** start THE RECORDS **
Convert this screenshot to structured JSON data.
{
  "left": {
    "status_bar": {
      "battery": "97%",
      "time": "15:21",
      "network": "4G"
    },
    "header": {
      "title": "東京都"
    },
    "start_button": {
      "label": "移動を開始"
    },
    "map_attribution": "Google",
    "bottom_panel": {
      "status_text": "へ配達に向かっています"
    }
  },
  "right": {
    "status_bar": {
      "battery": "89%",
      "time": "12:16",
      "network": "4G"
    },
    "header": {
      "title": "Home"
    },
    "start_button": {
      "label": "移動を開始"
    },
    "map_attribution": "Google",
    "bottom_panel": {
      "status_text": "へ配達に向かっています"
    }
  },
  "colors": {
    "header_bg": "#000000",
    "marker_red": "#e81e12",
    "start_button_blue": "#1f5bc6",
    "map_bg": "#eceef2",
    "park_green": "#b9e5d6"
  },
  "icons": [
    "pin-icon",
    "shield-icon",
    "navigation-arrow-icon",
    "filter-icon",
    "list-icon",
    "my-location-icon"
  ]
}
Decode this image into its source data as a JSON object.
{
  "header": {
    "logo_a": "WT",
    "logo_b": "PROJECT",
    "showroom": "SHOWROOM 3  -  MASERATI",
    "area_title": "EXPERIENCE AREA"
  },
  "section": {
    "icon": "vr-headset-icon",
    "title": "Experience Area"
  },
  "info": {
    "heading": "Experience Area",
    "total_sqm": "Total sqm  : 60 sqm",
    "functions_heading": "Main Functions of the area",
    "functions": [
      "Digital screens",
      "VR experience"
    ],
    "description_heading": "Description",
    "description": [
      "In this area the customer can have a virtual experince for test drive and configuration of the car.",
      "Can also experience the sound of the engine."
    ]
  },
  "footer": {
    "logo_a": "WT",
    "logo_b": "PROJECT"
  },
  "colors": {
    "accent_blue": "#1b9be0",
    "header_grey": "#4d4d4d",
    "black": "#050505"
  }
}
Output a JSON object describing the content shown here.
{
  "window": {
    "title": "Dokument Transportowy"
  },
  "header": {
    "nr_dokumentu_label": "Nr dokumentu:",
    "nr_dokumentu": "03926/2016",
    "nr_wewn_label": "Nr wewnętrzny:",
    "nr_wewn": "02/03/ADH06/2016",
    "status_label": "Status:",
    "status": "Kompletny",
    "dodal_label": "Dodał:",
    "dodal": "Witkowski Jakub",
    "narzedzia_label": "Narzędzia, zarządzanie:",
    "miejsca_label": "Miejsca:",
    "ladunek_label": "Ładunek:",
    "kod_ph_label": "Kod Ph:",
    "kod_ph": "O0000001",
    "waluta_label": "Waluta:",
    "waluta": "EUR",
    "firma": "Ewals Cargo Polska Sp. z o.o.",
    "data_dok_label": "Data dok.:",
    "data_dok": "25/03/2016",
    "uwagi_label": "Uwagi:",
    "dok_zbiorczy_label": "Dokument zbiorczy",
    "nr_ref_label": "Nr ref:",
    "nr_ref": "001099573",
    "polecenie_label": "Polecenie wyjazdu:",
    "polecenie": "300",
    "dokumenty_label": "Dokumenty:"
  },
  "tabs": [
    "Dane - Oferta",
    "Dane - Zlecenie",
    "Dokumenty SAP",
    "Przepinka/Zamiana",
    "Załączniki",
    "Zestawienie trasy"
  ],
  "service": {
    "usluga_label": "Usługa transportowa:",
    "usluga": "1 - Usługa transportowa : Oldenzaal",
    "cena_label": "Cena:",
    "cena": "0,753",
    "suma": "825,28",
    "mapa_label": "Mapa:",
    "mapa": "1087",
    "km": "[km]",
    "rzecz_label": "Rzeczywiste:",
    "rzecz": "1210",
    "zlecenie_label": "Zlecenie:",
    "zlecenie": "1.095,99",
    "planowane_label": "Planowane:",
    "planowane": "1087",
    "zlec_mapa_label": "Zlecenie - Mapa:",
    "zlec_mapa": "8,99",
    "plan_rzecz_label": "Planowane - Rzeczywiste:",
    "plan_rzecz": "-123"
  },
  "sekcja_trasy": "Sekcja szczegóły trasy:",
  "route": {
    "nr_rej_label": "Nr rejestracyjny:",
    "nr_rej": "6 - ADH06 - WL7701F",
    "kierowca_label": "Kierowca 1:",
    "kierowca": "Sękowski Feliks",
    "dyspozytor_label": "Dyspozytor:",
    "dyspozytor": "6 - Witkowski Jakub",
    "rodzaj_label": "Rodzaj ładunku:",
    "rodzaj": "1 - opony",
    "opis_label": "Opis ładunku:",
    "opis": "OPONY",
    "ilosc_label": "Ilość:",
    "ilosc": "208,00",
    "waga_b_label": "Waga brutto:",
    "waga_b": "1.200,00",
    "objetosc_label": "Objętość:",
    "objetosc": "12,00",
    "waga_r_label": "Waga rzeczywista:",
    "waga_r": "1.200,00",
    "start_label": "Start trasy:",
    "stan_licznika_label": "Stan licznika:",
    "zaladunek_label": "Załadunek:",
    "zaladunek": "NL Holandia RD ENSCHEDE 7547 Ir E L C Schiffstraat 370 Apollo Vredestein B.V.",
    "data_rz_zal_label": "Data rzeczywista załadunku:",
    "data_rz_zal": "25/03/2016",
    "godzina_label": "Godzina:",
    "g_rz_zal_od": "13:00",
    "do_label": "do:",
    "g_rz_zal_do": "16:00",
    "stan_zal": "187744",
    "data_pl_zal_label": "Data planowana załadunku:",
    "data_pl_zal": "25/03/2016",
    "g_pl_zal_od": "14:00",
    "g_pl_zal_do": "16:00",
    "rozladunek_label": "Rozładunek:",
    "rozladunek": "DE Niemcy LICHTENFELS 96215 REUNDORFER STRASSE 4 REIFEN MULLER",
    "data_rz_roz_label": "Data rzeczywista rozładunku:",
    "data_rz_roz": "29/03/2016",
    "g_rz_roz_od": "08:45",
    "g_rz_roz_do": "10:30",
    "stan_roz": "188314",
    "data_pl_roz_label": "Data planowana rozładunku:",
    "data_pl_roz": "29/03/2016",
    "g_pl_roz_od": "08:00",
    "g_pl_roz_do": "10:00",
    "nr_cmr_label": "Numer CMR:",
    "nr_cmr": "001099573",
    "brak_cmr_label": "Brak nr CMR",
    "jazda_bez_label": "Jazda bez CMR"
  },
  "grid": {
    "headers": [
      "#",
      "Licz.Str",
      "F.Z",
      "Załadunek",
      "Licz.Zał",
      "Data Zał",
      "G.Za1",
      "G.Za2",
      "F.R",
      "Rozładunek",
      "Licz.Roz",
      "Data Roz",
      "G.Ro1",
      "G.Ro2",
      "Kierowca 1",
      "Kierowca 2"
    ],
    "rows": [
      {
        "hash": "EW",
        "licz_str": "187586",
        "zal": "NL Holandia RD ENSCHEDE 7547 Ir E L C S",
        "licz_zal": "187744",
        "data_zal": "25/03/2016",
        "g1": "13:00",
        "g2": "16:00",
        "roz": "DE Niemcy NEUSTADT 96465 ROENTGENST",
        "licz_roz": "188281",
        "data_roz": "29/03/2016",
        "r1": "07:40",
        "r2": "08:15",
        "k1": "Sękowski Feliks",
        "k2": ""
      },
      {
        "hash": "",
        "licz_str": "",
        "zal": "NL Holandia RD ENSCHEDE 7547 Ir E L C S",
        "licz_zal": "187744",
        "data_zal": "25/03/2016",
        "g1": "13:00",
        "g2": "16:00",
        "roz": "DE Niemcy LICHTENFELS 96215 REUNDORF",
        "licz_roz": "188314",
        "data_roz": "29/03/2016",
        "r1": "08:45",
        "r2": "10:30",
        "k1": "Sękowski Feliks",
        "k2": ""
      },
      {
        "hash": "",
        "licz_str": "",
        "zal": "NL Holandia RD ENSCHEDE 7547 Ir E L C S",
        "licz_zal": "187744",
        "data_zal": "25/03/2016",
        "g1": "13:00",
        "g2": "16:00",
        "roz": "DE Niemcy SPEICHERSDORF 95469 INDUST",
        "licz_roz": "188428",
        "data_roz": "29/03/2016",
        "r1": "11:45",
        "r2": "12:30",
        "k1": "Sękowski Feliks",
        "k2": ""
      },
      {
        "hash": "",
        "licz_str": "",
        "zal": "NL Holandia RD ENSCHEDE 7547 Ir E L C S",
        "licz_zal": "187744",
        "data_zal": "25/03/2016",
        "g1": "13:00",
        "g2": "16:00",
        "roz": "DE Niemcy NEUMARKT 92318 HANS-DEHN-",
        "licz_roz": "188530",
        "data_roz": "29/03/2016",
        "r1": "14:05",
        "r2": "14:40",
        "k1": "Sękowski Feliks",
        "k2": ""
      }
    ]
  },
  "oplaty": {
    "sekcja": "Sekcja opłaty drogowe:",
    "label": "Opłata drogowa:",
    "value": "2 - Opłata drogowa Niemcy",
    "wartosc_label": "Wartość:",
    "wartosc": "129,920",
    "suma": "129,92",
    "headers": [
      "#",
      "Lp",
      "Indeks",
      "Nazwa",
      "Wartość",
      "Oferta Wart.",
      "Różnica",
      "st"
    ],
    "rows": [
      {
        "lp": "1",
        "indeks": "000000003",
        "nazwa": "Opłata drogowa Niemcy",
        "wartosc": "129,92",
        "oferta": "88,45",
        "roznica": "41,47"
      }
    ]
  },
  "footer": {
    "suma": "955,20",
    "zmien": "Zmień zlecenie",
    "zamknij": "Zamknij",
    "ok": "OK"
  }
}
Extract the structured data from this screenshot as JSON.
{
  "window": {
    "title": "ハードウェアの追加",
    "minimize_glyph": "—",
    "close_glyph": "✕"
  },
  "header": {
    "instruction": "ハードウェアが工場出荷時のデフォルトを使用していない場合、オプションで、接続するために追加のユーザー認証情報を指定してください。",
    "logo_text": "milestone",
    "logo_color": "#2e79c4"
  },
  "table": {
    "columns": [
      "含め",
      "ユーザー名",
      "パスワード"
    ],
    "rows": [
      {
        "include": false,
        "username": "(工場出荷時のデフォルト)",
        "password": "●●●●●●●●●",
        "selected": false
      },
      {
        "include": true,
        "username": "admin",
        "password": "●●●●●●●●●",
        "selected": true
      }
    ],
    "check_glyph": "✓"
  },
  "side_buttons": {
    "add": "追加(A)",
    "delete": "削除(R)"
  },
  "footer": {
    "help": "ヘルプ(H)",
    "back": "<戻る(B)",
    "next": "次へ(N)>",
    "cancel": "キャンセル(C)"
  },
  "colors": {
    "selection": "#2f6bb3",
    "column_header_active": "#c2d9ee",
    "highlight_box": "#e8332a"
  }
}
** end THE RECORDS **
:: DESCRIPTION OF THE TASK ::
Scan the material above. Copy each line where "Sekcja" occurs.

:: TASK RESULT ::
  "sekcja_trasy": "Sekcja szczegóły trasy:",
    "sekcja": "Sekcja opłaty drogowe:",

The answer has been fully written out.